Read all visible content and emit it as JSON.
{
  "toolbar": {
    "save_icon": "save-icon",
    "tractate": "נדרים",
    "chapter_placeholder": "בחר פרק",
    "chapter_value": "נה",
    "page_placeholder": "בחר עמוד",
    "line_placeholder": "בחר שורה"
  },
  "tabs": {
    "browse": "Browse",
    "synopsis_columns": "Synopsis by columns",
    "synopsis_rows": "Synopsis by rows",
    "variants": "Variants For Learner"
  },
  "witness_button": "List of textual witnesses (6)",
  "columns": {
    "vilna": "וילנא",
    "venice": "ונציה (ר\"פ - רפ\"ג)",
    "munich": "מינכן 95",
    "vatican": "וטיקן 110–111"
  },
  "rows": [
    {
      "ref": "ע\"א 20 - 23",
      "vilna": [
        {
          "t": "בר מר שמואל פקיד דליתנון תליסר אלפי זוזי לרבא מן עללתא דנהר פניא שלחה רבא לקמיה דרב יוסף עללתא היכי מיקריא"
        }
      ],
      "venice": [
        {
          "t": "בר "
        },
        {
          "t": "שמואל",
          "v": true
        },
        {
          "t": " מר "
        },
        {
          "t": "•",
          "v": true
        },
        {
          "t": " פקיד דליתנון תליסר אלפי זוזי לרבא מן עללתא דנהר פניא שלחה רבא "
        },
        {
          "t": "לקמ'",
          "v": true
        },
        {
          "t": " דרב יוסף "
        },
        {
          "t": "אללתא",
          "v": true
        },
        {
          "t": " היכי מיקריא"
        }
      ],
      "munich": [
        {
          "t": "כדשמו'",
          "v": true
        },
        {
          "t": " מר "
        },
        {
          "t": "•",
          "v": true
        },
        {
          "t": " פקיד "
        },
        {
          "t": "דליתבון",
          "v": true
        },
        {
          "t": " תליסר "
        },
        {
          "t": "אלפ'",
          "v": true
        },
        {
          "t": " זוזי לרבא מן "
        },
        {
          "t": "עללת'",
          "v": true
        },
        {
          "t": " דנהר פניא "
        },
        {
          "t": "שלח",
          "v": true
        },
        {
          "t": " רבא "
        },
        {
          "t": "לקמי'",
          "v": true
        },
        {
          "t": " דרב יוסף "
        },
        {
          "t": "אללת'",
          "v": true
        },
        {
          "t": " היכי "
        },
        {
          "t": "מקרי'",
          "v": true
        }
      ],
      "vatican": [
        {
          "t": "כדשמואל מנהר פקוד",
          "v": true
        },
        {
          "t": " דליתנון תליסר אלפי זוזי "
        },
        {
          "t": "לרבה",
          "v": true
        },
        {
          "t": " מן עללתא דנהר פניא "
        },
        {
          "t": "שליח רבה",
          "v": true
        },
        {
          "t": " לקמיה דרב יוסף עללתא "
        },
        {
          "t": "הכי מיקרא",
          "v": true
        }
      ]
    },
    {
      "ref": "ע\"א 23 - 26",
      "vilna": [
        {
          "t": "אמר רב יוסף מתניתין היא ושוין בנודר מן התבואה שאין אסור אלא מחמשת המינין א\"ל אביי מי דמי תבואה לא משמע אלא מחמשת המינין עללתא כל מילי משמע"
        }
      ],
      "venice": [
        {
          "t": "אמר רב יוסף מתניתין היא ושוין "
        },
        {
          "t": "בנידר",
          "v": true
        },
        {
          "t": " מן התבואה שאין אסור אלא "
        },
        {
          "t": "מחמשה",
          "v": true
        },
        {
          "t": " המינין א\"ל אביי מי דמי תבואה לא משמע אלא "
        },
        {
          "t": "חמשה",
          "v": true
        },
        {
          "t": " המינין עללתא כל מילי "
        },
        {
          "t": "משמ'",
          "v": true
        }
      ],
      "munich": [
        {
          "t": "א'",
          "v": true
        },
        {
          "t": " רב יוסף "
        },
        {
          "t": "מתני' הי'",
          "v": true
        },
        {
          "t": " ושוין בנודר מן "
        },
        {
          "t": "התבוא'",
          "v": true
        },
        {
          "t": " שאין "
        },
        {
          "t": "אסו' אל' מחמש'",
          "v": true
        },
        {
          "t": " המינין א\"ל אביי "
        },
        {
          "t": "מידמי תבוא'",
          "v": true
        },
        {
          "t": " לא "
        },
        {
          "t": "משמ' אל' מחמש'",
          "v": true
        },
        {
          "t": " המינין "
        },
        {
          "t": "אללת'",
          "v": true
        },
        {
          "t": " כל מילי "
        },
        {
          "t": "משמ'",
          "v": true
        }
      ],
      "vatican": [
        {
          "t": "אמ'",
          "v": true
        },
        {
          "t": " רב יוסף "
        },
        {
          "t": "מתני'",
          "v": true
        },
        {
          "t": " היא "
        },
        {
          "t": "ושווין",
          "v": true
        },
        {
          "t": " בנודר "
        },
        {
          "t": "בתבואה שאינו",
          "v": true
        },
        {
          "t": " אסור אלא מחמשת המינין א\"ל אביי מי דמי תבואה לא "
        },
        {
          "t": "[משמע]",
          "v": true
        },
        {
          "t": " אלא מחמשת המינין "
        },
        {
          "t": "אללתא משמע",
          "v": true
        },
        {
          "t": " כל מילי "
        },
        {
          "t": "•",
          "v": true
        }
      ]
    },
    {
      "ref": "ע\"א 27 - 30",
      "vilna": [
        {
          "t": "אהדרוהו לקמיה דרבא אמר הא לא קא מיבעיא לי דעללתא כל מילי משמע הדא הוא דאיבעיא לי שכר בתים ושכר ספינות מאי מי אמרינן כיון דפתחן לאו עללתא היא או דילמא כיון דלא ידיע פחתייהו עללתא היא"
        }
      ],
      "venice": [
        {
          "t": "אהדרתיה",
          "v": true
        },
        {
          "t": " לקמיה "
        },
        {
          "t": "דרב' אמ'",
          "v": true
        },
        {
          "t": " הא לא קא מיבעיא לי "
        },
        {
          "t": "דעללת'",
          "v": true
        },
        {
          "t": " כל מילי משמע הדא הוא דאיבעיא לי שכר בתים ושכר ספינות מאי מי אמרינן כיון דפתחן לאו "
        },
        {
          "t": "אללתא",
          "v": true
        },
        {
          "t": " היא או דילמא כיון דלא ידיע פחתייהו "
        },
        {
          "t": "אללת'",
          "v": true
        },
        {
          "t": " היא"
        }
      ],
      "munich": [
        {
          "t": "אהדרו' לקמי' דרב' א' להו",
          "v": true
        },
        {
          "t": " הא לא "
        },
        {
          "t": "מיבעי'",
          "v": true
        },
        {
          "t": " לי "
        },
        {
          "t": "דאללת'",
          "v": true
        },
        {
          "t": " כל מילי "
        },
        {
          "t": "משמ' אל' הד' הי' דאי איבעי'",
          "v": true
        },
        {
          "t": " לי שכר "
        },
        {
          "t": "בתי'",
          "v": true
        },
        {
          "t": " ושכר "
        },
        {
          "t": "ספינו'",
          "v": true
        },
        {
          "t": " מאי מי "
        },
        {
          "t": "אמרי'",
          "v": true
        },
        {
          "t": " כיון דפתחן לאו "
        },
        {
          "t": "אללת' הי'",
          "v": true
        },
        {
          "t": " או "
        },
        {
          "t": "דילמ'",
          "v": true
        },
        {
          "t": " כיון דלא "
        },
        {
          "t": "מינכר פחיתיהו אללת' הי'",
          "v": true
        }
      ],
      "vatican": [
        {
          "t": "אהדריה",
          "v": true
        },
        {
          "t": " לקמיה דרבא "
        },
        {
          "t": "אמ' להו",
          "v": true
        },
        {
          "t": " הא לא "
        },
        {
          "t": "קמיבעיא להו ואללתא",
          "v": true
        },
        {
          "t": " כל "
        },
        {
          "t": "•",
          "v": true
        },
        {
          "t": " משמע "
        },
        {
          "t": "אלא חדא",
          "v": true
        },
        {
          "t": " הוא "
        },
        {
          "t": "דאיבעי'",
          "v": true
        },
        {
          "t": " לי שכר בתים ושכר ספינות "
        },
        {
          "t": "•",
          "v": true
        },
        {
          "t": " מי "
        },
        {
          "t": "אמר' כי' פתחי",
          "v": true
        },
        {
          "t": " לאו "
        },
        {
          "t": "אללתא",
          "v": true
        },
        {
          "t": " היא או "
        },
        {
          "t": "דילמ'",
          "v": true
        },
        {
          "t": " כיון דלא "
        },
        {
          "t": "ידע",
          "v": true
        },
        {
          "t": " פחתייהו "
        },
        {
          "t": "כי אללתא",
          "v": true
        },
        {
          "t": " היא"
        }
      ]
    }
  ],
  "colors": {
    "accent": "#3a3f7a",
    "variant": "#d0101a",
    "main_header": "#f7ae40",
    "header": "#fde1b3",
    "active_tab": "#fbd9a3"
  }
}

======

— Prompt —
Write out every line of the entries that holds the word "Synopsis".

— Correct answer —
    "synopsis_columns": "Synopsis by columns",
    "synopsis_rows": "Synopsis by rows",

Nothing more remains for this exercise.